▶ **Problem**: Below are the records. List every line holding the word "Loss".

▶ **Available data**:
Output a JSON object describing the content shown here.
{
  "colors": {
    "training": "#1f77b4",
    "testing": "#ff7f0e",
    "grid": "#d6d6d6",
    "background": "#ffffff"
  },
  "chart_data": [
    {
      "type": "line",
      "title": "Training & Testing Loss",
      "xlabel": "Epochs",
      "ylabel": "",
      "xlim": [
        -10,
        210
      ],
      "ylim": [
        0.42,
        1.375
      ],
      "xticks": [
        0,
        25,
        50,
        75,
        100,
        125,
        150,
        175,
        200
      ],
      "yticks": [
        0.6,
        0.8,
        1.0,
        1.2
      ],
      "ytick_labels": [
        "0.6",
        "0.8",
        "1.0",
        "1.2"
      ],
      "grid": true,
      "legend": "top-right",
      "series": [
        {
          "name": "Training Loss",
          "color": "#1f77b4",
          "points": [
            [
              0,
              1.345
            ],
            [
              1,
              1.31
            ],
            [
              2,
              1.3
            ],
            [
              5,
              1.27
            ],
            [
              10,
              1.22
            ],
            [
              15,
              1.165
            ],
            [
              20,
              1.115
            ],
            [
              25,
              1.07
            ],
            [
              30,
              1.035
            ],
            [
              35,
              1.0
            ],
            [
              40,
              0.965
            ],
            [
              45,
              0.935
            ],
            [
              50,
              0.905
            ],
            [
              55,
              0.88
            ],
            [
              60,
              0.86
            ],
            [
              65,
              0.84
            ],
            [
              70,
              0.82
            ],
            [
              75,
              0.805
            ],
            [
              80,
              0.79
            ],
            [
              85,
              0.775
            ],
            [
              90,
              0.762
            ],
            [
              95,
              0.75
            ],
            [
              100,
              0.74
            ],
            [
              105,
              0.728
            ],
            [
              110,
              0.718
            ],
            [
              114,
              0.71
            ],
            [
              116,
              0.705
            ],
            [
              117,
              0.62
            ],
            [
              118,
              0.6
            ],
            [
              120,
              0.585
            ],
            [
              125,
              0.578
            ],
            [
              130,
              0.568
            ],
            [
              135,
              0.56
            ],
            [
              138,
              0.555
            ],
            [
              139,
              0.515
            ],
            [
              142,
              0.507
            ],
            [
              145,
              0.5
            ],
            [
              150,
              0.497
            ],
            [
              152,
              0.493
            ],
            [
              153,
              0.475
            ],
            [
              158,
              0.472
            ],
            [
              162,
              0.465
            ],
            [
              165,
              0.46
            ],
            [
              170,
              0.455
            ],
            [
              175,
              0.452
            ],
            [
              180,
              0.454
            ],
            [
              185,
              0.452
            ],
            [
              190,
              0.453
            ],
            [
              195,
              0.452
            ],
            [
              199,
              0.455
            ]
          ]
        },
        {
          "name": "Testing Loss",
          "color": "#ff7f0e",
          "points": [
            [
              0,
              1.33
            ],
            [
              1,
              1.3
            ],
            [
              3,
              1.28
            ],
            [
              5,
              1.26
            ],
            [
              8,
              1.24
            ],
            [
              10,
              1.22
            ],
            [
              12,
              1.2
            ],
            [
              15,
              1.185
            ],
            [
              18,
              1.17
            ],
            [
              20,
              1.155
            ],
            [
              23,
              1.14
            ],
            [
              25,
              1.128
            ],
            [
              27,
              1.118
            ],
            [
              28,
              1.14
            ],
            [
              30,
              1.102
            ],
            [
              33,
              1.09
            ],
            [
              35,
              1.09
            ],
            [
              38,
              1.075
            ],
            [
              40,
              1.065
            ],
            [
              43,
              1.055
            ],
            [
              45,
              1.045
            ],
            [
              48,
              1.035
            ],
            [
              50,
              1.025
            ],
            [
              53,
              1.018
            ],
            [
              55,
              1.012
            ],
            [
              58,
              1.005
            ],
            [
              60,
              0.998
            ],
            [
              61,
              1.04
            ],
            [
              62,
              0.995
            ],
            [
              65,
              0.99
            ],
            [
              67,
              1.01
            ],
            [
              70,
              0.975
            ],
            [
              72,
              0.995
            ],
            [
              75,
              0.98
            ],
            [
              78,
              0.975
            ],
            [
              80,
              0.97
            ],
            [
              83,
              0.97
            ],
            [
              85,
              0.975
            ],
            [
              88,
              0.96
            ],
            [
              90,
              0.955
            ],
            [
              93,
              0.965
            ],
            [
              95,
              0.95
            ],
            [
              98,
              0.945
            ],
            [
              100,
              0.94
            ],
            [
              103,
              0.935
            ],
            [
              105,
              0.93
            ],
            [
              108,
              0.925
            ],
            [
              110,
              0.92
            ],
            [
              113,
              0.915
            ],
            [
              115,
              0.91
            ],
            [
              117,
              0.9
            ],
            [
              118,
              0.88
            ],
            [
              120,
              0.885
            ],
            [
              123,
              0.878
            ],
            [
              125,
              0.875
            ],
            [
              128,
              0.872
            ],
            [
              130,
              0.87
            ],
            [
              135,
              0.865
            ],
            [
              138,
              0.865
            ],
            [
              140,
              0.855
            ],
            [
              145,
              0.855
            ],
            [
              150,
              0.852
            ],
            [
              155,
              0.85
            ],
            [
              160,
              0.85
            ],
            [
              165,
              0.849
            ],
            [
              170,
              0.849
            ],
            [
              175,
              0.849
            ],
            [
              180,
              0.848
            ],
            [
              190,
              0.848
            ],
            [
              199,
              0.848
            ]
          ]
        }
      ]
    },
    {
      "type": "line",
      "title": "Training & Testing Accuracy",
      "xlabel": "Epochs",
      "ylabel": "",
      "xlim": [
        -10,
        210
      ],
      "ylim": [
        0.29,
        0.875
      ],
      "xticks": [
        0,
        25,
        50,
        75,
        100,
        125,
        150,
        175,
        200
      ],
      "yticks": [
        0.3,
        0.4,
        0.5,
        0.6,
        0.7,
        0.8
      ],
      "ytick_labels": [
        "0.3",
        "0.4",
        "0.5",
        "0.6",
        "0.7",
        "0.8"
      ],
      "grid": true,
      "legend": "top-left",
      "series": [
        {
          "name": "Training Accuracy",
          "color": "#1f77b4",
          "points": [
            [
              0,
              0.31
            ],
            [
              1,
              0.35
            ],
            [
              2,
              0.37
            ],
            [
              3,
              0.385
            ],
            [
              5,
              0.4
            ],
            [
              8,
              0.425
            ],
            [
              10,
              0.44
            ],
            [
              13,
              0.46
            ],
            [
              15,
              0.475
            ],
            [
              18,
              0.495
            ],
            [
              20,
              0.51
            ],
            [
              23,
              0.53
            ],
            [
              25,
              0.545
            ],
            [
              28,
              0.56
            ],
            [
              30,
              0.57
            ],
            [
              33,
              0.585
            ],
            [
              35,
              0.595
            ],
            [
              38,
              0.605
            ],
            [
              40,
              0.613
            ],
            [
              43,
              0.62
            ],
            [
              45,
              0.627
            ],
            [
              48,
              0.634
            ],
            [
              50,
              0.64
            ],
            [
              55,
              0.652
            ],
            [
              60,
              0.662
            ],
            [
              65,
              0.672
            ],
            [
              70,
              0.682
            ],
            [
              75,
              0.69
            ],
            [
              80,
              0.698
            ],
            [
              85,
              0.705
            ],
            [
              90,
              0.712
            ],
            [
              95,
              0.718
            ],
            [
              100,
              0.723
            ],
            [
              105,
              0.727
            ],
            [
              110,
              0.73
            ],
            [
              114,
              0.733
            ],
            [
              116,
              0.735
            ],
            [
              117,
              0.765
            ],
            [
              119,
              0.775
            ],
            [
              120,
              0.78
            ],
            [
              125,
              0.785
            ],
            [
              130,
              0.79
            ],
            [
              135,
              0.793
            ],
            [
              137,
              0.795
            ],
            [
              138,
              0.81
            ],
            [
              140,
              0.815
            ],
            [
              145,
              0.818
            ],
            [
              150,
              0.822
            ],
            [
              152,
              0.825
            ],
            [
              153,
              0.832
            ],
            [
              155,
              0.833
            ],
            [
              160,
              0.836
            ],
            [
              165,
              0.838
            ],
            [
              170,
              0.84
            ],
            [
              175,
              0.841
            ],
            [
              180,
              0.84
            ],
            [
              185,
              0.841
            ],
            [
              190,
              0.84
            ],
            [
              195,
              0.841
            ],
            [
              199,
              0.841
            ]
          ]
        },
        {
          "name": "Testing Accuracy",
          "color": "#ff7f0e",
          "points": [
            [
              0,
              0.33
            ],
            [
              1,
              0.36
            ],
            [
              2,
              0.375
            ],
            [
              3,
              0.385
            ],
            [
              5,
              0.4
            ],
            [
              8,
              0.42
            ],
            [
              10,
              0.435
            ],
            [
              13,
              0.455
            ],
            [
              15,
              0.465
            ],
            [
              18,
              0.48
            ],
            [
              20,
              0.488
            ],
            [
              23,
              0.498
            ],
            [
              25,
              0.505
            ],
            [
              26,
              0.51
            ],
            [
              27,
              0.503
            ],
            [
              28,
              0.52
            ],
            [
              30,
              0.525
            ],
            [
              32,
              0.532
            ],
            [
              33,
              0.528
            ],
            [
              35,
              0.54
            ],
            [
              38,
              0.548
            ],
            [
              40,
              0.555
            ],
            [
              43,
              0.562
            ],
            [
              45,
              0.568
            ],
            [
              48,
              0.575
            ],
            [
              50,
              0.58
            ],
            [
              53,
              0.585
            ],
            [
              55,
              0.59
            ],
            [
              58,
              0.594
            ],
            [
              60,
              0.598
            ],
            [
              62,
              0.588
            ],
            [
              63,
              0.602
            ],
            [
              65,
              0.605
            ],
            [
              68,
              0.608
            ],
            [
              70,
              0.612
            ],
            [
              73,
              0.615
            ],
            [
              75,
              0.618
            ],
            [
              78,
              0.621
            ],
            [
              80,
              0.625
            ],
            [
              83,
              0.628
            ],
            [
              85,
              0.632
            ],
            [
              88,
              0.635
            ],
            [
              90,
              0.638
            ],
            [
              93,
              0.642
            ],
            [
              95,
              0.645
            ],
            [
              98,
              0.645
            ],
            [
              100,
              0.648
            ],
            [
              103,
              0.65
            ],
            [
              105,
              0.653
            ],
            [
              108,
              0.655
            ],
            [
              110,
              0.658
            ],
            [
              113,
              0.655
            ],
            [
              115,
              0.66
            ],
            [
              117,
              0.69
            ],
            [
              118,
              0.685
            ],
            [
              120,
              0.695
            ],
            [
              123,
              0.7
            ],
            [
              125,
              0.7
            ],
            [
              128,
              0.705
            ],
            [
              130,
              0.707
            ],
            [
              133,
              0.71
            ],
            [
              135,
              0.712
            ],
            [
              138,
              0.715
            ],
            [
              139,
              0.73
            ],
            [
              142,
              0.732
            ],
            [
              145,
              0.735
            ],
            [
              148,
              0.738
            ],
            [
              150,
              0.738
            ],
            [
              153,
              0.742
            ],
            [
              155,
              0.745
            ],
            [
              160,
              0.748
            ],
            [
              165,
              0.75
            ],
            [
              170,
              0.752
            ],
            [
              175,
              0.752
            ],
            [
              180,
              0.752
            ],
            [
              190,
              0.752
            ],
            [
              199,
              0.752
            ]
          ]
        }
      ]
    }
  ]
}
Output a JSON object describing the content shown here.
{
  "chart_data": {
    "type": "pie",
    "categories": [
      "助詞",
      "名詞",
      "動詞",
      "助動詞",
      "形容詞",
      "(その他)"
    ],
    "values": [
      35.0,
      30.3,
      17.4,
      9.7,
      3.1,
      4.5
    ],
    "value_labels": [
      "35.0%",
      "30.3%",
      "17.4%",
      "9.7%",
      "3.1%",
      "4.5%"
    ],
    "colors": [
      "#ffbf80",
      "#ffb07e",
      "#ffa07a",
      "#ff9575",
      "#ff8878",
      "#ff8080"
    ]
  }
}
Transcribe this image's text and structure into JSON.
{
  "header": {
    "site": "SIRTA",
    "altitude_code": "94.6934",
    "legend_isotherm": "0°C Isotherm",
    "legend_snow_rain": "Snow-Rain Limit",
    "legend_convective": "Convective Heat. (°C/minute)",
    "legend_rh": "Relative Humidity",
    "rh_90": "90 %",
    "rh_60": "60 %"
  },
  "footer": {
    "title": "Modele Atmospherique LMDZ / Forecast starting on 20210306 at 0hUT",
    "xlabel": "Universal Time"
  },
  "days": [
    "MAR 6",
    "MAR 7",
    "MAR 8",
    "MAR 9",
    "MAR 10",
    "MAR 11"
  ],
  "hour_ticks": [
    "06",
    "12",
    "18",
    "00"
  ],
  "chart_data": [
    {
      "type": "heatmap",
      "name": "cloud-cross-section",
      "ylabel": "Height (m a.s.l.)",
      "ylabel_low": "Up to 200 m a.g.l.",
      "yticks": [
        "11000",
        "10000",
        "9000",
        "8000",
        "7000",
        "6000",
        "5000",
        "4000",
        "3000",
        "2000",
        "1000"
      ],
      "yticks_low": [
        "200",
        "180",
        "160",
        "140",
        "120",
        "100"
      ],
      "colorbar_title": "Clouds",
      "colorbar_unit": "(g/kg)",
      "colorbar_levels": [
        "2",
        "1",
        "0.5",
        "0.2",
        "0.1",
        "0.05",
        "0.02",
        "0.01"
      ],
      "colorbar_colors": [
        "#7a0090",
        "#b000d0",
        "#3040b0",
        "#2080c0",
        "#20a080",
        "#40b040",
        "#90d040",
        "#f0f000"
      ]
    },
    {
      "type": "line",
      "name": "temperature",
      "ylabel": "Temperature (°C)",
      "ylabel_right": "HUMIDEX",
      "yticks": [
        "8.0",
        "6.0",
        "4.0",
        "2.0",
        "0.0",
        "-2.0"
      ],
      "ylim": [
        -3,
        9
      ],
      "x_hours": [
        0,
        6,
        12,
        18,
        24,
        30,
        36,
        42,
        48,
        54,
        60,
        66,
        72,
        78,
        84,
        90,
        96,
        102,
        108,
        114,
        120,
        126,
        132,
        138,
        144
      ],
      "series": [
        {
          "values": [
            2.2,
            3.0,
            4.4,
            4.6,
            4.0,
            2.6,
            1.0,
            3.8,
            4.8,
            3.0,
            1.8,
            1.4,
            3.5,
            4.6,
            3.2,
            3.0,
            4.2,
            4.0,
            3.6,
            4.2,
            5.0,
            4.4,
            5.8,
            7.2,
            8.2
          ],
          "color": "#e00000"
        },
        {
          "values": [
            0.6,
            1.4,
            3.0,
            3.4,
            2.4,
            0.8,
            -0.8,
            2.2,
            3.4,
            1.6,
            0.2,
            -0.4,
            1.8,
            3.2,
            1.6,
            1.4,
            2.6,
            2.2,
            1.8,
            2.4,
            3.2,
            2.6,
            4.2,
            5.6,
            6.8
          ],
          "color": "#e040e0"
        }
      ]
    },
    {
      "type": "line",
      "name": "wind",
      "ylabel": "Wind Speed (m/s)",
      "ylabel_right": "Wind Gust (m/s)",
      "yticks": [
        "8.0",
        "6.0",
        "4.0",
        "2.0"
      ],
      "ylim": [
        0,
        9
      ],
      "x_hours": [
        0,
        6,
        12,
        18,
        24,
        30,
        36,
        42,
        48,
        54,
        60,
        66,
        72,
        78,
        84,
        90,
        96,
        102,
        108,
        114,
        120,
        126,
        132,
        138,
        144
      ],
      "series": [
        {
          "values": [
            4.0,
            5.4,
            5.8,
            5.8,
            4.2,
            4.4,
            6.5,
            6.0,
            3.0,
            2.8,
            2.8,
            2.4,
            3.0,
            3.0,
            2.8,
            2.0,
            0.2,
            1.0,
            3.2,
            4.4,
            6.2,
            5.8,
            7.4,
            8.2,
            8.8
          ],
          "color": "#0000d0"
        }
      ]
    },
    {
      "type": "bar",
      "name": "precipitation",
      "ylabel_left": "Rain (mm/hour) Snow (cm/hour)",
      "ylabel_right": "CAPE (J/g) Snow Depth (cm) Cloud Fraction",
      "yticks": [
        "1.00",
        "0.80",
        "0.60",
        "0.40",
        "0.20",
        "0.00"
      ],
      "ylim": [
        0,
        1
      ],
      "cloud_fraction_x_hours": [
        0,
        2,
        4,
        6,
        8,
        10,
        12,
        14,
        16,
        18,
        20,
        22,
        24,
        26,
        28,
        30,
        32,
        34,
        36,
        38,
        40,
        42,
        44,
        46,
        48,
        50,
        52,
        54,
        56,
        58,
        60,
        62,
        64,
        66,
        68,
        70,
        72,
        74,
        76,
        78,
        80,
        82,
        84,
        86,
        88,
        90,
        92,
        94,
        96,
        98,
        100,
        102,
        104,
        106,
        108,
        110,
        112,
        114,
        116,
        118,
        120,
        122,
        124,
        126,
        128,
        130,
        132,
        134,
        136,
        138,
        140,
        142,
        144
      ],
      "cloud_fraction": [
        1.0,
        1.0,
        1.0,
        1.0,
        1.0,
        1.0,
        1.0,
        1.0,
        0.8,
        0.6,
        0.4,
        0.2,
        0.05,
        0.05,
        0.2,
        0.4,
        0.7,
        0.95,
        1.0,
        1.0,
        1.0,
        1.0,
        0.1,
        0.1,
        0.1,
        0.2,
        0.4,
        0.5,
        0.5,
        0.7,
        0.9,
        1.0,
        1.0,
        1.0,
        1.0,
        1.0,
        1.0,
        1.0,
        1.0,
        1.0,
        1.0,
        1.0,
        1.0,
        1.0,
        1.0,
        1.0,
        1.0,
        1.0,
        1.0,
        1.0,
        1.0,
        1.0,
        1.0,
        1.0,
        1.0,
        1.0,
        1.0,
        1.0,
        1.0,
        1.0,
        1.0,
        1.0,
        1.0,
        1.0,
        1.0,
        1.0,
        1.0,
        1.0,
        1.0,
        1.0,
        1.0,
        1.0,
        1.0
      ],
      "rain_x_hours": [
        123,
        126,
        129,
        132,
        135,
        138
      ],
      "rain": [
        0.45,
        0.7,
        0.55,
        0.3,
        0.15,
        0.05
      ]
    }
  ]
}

▶ **Complete answer**:
      "title": "Training & Testing Loss",
          "name": "Training Loss",
          "name": "Testing Loss",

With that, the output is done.